Rewrite the data starting with the line that contains "data-label-sauveterre-2006: 23 —" and going on through the line that contains "data-point-sauveterre-2006 — [417, 433, 425, 441]", replacing "data-point" with "marker" and leaving everything else unchanged.

## DATA FOR PROCESSING
# # #
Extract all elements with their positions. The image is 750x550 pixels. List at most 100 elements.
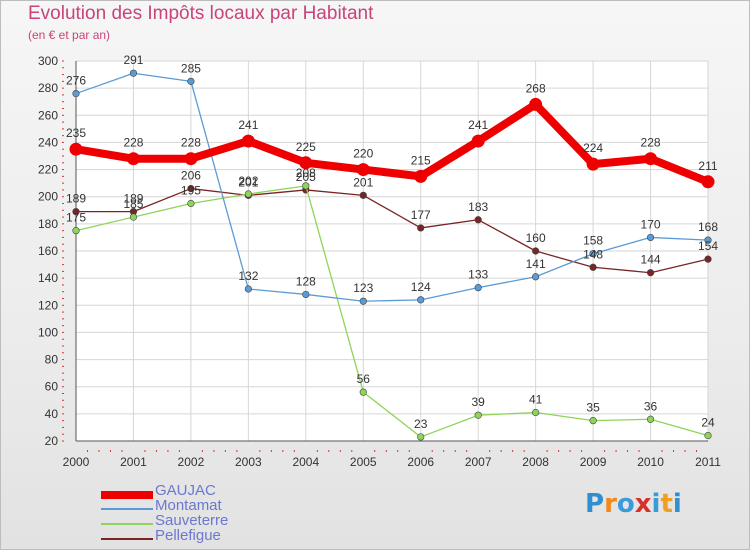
data-label-sauveterre-2006: 23 — [414, 417, 428, 431]
logo-letter: t — [660, 489, 673, 519]
data-label-sauveterre-2005: 56 — [357, 372, 371, 386]
chart-title: Evolution des Impôts locaux par Habitant — [28, 3, 374, 24]
data-point-pellefigue-2010 — [646, 269, 655, 277]
data-point-gaujac-2001 — [126, 152, 140, 166]
data-label-pellefigue-2000: 189 — [66, 192, 86, 206]
data-label-sauveterre-2000: 175 — [66, 211, 86, 225]
data-point-montamat-2009 — [589, 250, 597, 258]
legend-swatch-pellefigue — [101, 538, 153, 540]
data-label-sauveterre-2003: 202 — [238, 174, 258, 188]
data-label-pellefigue-2008: 160 — [526, 231, 546, 245]
data-point-gaujac-2005 — [356, 163, 370, 177]
data-point-montamat-2005 — [359, 297, 367, 305]
data-label-pellefigue-2009: 148 — [583, 247, 603, 261]
data-point-pellefigue-2011 — [704, 255, 712, 263]
series-line-sauveterre — [75, 185, 709, 438]
data-point-montamat-2002 — [187, 77, 195, 85]
logo-letter: P — [585, 489, 605, 519]
data-label-montamat-2004: 128 — [296, 274, 316, 288]
data-point-sauveterre-2009 — [589, 417, 597, 425]
data-point-gaujac-2010 — [644, 152, 658, 166]
data-point-pellefigue-2005 — [359, 191, 367, 199]
data-label-pellefigue-2007: 183 — [468, 200, 488, 214]
data-label-sauveterre-2009: 35 — [586, 401, 600, 415]
data-point-pellefigue-2000 — [72, 208, 80, 216]
data-point-sauveterre-2011 — [704, 431, 712, 440]
series-line-pellefigue — [75, 187, 709, 274]
legend-swatch-montamat — [101, 508, 153, 510]
data-label-montamat-2002: 285 — [181, 61, 201, 75]
data-label-pellefigue-2001: 189 — [123, 192, 143, 206]
data-point-montamat-2007 — [474, 284, 482, 292]
data-point-sauveterre-2008 — [532, 408, 540, 417]
x-tick-label-2000: 2000 — [63, 455, 90, 469]
data-point-sauveterre-2001 — [129, 213, 138, 221]
data-label-gaujac-2005: 220 — [353, 147, 373, 161]
data-point-sauveterre-2006 — [417, 433, 425, 441]
data-label-montamat-2008: 141 — [526, 257, 546, 271]
data-label-gaujac-2002: 228 — [181, 136, 201, 150]
data-point-sauveterre-2007 — [474, 411, 482, 419]
proxiti-logo: Proxiti — [585, 489, 682, 519]
legend-swatch-sauveterre — [101, 523, 153, 525]
data-label-montamat-2000: 276 — [66, 74, 86, 88]
data-label-sauveterre-2010: 36 — [644, 399, 658, 413]
y-tick-label-300: 300 — [38, 54, 58, 68]
data-point-montamat-2001 — [129, 69, 138, 77]
legend-label-pellefigue: Pellefigue — [155, 527, 221, 544]
legend-label-sauveterre: Sauveterre — [155, 512, 229, 529]
data-label-pellefigue-2005: 201 — [353, 175, 373, 189]
data-point-montamat-2010 — [646, 233, 655, 242]
data-label-sauveterre-2002: 195 — [181, 184, 201, 198]
data-point-gaujac-2008 — [529, 97, 543, 111]
data-label-montamat-2006: 124 — [411, 280, 431, 294]
x-tick-label-2007: 2007 — [465, 455, 492, 469]
data-label-gaujac-2004: 225 — [296, 140, 316, 154]
data-label-sauveterre-2008: 41 — [529, 393, 543, 407]
x-tick-label-2006: 2006 — [407, 455, 434, 469]
logo-letter: x — [634, 489, 652, 519]
series-line-montamat — [75, 72, 709, 302]
data-point-pellefigue-2007 — [474, 216, 482, 224]
data-label-gaujac-2000: 235 — [66, 126, 86, 140]
y-tick-label-220: 220 — [38, 163, 58, 177]
data-point-montamat-2000 — [72, 89, 80, 98]
data-point-gaujac-2002 — [184, 152, 198, 166]
data-label-montamat-2010: 170 — [641, 217, 661, 231]
y-tick-label-100: 100 — [38, 325, 58, 339]
data-label-gaujac-2009: 224 — [583, 141, 603, 155]
data-point-montamat-2006 — [417, 296, 425, 304]
data-label-montamat-2003: 132 — [238, 269, 258, 283]
data-point-gaujac-2006 — [414, 169, 428, 183]
data-label-gaujac-2003: 241 — [238, 118, 258, 132]
data-label-montamat-2001: 291 — [123, 53, 143, 67]
x-tick-label-2004: 2004 — [292, 455, 319, 469]
data-label-sauveterre-2011: 24 — [701, 416, 715, 430]
y-tick-label-200: 200 — [38, 190, 58, 204]
data-label-gaujac-2001: 228 — [123, 136, 143, 150]
data-label-gaujac-2011: 211 — [698, 159, 717, 173]
data-label-gaujac-2007: 241 — [468, 118, 488, 132]
data-point-sauveterre-2003 — [244, 190, 252, 198]
data-point-sauveterre-2000 — [72, 227, 80, 235]
x-tick-label-2011: 2011 — [695, 455, 721, 469]
data-label-gaujac-2010: 228 — [641, 136, 661, 150]
data-label-montamat-2005: 123 — [353, 281, 373, 295]
data-point-gaujac-2009 — [586, 157, 600, 171]
data-point-gaujac-2007 — [471, 134, 485, 148]
data-label-pellefigue-2010: 144 — [641, 253, 661, 267]
axis-layer: 20 40 60 80 100 120 140 160 180 200 220 240 260 280 30… — [38, 54, 721, 469]
data-point-sauveterre-2005 — [359, 388, 367, 396]
data-label-sauveterre-2004: 208 — [296, 166, 316, 180]
data-point-pellefigue-2002 — [187, 184, 195, 193]
data-label-pellefigue-2003: 201 — [238, 175, 258, 189]
x-tick-label-2009: 2009 — [580, 455, 607, 469]
legend-label-montamat: Montamat — [155, 497, 222, 514]
logo-letter: i — [672, 489, 682, 519]
data-point-gaujac-2000 — [69, 142, 83, 156]
data-label-gaujac-2008: 268 — [526, 81, 546, 95]
data-point-montamat-2003 — [244, 285, 252, 293]
data-label-pellefigue-2006: 177 — [411, 208, 431, 222]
# # #
## ANSWER TO THE PROBLEM
data-label-sauveterre-2006: 23 — [414, 417, 428, 431]
logo-letter: t — [660, 489, 673, 519]
data-label-sauveterre-2005: 56 — [357, 372, 371, 386]
chart-title: Evolution des Impôts locaux par Habitant — [28, 3, 374, 24]
marker-pellefigue-2010 — [646, 269, 655, 277]
marker-gaujac-2001 — [126, 152, 140, 166]
data-label-pellefigue-2000: 189 — [66, 192, 86, 206]
data-label-sauveterre-2000: 175 — [66, 211, 86, 225]
marker-montamat-2009 — [589, 250, 597, 258]
legend-swatch-pellefigue — [101, 538, 153, 540]
data-label-sauveterre-2003: 202 — [238, 174, 258, 188]
data-label-pellefigue-2008: 160 — [526, 231, 546, 245]
marker-gaujac-2005 — [356, 163, 370, 177]
marker-montamat-2005 — [359, 297, 367, 305]
data-label-pellefigue-2009: 148 — [583, 247, 603, 261]
marker-pellefigue-2011 — [704, 255, 712, 263]
series-line-sauveterre — [75, 185, 709, 438]
marker-montamat-2002 — [187, 77, 195, 85]
logo-letter: P — [585, 489, 605, 519]
data-label-montamat-2004: 128 — [296, 274, 316, 288]
marker-sauveterre-2009 — [589, 417, 597, 425]
marker-gaujac-2010 — [644, 152, 658, 166]
marker-pellefigue-2005 — [359, 191, 367, 199]
data-label-pellefigue-2007: 183 — [468, 200, 488, 214]
data-label-sauveterre-2009: 35 — [586, 401, 600, 415]
marker-pellefigue-2000 — [72, 208, 80, 216]
marker-sauveterre-2011 — [704, 431, 712, 440]
series-line-pellefigue — [75, 187, 709, 274]
legend-swatch-montamat — [101, 508, 153, 510]
data-label-montamat-2002: 285 — [181, 61, 201, 75]
data-label-pellefigue-2001: 189 — [123, 192, 143, 206]
marker-montamat-2007 — [474, 284, 482, 292]
marker-sauveterre-2008 — [532, 408, 540, 417]
x-tick-label-2000: 2000 — [63, 455, 90, 469]
marker-sauveterre-2001 — [129, 213, 138, 221]
data-label-gaujac-2005: 220 — [353, 147, 373, 161]
marker-sauveterre-2006 — [417, 433, 425, 441]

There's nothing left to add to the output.